Problem statement — Pick out every line with the word "Детский" and copy it.

Supplied data —
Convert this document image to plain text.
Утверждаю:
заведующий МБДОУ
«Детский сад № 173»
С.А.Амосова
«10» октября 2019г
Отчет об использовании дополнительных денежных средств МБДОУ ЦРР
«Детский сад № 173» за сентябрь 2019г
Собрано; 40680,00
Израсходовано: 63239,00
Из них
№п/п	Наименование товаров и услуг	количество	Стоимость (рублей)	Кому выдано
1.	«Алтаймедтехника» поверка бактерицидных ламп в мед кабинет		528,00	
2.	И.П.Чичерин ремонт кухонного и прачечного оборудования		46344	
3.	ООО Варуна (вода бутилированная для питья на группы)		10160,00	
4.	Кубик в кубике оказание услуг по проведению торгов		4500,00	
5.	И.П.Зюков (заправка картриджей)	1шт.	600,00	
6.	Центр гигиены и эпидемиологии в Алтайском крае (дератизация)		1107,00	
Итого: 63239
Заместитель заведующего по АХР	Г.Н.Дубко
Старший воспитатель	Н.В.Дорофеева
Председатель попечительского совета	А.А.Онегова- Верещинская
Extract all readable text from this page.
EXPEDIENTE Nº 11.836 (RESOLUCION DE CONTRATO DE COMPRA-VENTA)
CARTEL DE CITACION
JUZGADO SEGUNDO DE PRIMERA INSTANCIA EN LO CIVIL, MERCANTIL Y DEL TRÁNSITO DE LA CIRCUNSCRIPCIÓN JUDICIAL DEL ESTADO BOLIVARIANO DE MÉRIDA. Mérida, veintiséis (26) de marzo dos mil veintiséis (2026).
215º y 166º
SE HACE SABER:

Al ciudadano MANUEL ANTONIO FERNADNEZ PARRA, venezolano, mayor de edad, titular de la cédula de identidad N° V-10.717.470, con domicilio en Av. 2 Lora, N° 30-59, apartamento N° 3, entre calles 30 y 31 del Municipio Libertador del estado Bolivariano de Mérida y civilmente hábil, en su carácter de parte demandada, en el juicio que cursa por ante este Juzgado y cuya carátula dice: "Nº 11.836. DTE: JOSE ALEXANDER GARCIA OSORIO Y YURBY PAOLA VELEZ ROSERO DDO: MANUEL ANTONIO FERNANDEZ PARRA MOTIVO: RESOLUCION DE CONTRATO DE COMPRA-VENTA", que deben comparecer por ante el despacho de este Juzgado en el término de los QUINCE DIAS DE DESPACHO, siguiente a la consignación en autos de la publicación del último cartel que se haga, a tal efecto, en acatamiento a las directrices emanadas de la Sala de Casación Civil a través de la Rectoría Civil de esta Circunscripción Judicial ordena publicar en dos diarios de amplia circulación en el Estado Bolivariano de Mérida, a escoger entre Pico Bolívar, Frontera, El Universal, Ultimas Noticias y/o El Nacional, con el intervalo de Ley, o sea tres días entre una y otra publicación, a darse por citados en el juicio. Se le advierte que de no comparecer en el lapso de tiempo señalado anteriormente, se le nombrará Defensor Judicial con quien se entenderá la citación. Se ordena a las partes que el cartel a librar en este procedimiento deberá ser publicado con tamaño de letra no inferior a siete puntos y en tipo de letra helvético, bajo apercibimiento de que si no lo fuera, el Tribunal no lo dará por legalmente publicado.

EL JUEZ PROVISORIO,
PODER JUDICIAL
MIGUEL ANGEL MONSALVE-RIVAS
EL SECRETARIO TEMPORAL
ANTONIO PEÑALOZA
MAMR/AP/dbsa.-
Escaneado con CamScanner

Written answer —
«Детский сад № 173»
«Детский сад № 173» за сентябрь 2019г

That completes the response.